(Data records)
══════════════════════════════
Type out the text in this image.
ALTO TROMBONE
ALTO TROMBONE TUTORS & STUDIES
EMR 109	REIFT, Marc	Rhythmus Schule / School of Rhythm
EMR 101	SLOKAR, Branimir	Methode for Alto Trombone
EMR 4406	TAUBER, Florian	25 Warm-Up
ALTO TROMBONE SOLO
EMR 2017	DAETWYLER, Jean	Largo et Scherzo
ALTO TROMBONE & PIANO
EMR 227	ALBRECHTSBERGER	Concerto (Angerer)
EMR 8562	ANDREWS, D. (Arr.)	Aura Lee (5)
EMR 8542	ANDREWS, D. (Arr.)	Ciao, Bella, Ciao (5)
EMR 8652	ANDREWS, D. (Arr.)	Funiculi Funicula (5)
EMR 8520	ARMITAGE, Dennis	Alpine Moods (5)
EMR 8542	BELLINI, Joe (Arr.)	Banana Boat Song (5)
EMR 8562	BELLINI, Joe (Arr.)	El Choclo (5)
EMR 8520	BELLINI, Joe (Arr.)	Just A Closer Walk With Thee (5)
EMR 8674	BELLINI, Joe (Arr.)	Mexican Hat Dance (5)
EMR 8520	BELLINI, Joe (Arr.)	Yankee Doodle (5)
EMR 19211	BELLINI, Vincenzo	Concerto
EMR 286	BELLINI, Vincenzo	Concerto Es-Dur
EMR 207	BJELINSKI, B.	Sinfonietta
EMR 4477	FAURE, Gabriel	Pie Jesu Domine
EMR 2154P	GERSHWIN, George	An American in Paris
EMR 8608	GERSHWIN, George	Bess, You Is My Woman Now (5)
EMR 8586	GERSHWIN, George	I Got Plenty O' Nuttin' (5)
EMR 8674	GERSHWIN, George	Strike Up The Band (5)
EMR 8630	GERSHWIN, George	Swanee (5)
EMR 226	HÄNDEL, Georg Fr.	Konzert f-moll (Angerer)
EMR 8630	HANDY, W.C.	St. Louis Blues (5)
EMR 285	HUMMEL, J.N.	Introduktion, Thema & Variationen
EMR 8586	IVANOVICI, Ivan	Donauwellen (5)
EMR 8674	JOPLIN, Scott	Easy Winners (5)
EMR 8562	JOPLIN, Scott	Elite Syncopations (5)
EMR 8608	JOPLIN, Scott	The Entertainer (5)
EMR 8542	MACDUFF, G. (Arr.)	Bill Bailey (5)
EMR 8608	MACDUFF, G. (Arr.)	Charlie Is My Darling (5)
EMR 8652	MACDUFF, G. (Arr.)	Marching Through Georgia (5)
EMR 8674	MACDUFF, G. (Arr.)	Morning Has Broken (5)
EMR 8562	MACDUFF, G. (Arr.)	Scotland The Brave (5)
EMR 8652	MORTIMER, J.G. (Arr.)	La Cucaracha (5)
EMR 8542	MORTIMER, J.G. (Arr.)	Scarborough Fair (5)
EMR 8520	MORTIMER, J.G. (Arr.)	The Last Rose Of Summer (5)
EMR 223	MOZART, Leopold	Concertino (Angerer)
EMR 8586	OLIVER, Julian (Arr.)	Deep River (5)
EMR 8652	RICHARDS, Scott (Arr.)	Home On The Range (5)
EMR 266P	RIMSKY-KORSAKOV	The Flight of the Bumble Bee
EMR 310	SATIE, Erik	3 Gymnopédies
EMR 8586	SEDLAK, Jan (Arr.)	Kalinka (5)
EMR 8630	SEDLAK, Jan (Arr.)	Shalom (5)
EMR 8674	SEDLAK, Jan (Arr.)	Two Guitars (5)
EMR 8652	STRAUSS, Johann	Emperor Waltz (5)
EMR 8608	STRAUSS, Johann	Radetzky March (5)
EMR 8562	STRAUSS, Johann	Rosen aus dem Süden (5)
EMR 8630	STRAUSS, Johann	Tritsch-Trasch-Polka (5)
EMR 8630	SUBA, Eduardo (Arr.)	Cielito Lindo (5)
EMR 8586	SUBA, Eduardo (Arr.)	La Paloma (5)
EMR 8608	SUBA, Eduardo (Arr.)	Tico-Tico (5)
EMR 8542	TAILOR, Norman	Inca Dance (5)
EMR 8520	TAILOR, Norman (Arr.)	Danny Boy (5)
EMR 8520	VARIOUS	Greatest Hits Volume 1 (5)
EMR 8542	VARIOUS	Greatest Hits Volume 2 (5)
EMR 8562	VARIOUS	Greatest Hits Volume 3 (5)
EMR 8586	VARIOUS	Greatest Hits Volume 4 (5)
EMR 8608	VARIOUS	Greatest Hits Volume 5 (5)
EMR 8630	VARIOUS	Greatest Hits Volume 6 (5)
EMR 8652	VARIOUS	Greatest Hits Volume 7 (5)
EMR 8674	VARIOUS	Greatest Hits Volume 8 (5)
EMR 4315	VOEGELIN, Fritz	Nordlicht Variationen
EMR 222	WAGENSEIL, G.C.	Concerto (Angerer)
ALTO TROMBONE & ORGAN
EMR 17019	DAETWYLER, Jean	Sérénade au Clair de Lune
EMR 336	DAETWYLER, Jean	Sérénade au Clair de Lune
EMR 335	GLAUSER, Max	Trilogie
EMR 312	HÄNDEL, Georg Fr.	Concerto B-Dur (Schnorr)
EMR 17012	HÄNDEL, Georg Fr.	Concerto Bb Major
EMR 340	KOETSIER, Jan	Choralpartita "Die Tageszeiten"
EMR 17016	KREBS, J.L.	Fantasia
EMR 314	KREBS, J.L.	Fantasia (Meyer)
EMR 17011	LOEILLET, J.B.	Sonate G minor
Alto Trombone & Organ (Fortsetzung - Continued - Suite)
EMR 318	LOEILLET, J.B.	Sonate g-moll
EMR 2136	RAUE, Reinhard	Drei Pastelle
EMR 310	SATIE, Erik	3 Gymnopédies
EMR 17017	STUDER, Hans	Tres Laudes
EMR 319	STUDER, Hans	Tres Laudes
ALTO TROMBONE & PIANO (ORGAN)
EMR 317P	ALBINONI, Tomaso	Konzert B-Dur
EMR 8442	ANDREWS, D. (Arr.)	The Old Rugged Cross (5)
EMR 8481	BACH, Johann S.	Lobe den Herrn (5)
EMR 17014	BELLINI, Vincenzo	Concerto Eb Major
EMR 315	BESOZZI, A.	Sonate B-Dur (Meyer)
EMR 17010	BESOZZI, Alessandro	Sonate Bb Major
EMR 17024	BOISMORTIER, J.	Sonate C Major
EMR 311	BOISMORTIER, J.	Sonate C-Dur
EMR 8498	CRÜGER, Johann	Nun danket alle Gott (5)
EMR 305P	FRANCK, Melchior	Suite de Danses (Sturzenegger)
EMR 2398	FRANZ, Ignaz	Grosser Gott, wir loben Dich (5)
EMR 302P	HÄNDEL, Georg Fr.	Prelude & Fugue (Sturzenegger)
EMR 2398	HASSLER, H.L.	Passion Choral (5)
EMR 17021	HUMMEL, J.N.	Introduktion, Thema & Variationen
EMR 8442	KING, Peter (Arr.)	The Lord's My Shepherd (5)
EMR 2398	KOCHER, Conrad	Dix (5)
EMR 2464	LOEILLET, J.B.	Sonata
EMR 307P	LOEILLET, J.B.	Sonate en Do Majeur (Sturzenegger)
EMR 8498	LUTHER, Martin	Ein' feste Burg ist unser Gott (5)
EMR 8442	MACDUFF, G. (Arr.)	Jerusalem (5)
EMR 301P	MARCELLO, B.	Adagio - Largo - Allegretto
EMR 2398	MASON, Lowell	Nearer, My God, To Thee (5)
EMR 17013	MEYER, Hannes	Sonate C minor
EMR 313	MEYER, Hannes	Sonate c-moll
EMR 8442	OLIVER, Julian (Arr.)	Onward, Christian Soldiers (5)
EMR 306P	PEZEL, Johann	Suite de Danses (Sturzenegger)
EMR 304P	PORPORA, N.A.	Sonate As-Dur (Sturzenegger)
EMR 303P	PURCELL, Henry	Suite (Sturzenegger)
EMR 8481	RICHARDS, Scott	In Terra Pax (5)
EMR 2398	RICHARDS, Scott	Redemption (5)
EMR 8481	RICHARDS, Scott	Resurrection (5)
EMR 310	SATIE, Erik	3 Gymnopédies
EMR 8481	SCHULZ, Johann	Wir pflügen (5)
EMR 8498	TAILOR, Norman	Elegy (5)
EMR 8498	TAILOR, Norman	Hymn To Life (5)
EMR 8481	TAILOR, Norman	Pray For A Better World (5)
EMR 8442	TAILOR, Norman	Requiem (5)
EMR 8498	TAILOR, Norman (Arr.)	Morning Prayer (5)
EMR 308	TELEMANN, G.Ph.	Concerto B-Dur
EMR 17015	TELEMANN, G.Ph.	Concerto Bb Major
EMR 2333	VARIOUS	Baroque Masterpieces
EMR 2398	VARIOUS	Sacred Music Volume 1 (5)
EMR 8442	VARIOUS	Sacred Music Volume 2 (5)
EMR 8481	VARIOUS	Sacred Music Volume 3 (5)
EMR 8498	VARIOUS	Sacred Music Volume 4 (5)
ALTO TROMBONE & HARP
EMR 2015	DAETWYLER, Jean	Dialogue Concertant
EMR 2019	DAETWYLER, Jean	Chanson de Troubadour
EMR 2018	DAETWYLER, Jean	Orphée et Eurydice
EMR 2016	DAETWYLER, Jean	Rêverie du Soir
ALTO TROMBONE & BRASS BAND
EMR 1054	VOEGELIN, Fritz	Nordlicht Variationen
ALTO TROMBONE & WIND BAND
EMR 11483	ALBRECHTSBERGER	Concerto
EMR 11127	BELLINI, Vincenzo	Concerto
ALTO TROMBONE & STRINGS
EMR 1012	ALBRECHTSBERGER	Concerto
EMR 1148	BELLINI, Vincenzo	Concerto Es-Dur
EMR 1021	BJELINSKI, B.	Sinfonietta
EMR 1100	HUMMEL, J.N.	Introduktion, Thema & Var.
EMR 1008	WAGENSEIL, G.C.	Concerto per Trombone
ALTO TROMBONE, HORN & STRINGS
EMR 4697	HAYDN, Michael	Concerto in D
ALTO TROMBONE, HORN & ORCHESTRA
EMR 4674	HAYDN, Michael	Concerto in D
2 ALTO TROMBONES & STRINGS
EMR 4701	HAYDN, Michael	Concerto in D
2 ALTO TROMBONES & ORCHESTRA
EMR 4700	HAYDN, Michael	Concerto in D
══════════════════════════════
Stated exercise:
From the data, pick out every line that includes "Vincenzo".

Correct answer:
EMR 19211	BELLINI, Vincenzo	Concerto
EMR 286	BELLINI, Vincenzo	Concerto Es-Dur
EMR 17014	BELLINI, Vincenzo	Concerto Eb Major
EMR 11127	BELLINI, Vincenzo	Concerto
EMR 1148	BELLINI, Vincenzo	Concerto Es-Dur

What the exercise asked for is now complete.